>> start

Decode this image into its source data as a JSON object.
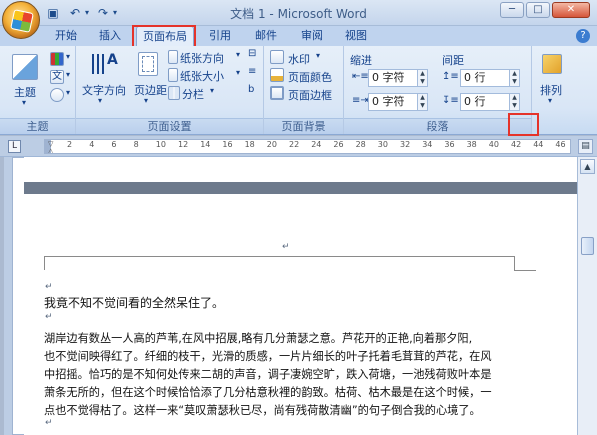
{
  "window": {
    "title": "文档 1 - Microsoft Word"
  },
  "quick_access": {
    "save_icon": "save-icon",
    "undo_icon": "undo-icon",
    "redo_icon": "redo-icon"
  },
  "tabs": [
    {
      "label": "开始"
    },
    {
      "label": "插入"
    },
    {
      "label": "页面布局"
    },
    {
      "label": "引用"
    },
    {
      "label": "邮件"
    },
    {
      "label": "审阅"
    },
    {
      "label": "视图"
    }
  ],
  "active_tab": "页面布局",
  "ribbon": {
    "theme_group": {
      "label": "主题",
      "theme_button": "主题"
    },
    "page_setup": {
      "label": "页面设置",
      "text_direction": "文字方向",
      "margins": "页边距",
      "orientation": "纸张方向",
      "size": "纸张大小",
      "columns": "分栏"
    },
    "page_background": {
      "label": "页面背景",
      "watermark": "水印",
      "page_color": "页面颜色",
      "page_borders": "页面边框"
    },
    "paragraph": {
      "label": "段落",
      "indent_label": "缩进",
      "indent_left": "0 字符",
      "indent_right": "0 字符",
      "spacing_label": "间距",
      "spacing_before": "0 行",
      "spacing_after": "0 行"
    },
    "arrange": {
      "label": "排列"
    }
  },
  "ruler": {
    "numbers": [
      "2",
      "4",
      "6",
      "8",
      "10",
      "12",
      "14",
      "16",
      "18",
      "20",
      "22",
      "24",
      "26",
      "28",
      "30",
      "32",
      "34",
      "36",
      "38",
      "40",
      "42",
      "44",
      "46"
    ]
  },
  "document": {
    "line1": "我竟不知不觉间看的全然呆住了。",
    "para": [
      "湖岸边有数丛一人高的芦苇,在风中招展,略有几分萧瑟之意。芦花开的正艳,向着那夕阳,",
      "也不觉间映得红了。纤细的枝干，光滑的质感，一片片细长的叶子托着毛茸茸的芦花，在风",
      "中招摇。恰巧的是不知何处传来二胡的声音，调子凄婉空旷，跌入荷塘，一池残荷败叶本是",
      "萧条无所的，但在这个时候恰恰添了几分枯意秋裡的韵致。枯荷、枯木最是在这个时候，一",
      "点也不觉得枯了。这样一来“莫叹萧瑟秋已尽，尚有残荷散清幽”的句子倒合我的心境了。"
    ],
    "para_mark": "↵"
  }
}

>> end

Return the full material word for word. Do not include the pictures.

#### Answer below:
Decode this image into its source data as a JSON object.
{
  "window": {
    "title": "文档 1 - Microsoft Word"
  },
  "quick_access": {
    "save_icon": "save-icon",
    "undo_icon": "undo-icon",
    "redo_icon": "redo-icon"
  },
  "tabs": [
    {
      "label": "开始"
    },
    {
      "label": "插入"
    },
    {
      "label": "页面布局"
    },
    {
      "label": "引用"
    },
    {
      "label": "邮件"
    },
    {
      "label": "审阅"
    },
    {
      "label": "视图"
    }
  ],
  "active_tab": "页面布局",
  "ribbon": {
    "theme_group": {
      "label": "主题",
      "theme_button": "主题"
    },
    "page_setup": {
      "label": "页面设置",
      "text_direction": "文字方向",
      "margins": "页边距",
      "orientation": "纸张方向",
      "size": "纸张大小",
      "columns": "分栏"
    },
    "page_background": {
      "label": "页面背景",
      "watermark": "水印",
      "page_color": "页面颜色",
      "page_borders": "页面边框"
    },
    "paragraph": {
      "label": "段落",
      "indent_label": "缩进",
      "indent_left": "0 字符",
      "indent_right": "0 字符",
      "spacing_label": "间距",
      "spacing_before": "0 行",
      "spacing_after": "0 行"
    },
    "arrange": {
      "label": "排列"
    }
  },
  "ruler": {
    "numbers": [
      "2",
      "4",
      "6",
      "8",
      "10",
      "12",
      "14",
      "16",
      "18",
      "20",
      "22",
      "24",
      "26",
      "28",
      "30",
      "32",
      "34",
      "36",
      "38",
      "40",
      "42",
      "44",
      "46"
    ]
  },
  "document": {
    "line1": "我竟不知不觉间看的全然呆住了。",
    "para": [
      "湖岸边有数丛一人高的芦苇,在风中招展,略有几分萧瑟之意。芦花开的正艳,向着那夕阳,",
      "也不觉间映得红了。纤细的枝干，光滑的质感，一片片细长的叶子托着毛茸茸的芦花，在风",
      "中招摇。恰巧的是不知何处传来二胡的声音，调子凄婉空旷，跌入荷塘，一池残荷败叶本是",
      "萧条无所的，但在这个时候恰恰添了几分枯意秋裡的韵致。枯荷、枯木最是在这个时候，一",
      "点也不觉得枯了。这样一来“莫叹萧瑟秋已尽，尚有残荷散清幽”的句子倒合我的心境了。"
    ],
    "para_mark": "↵"
  }
}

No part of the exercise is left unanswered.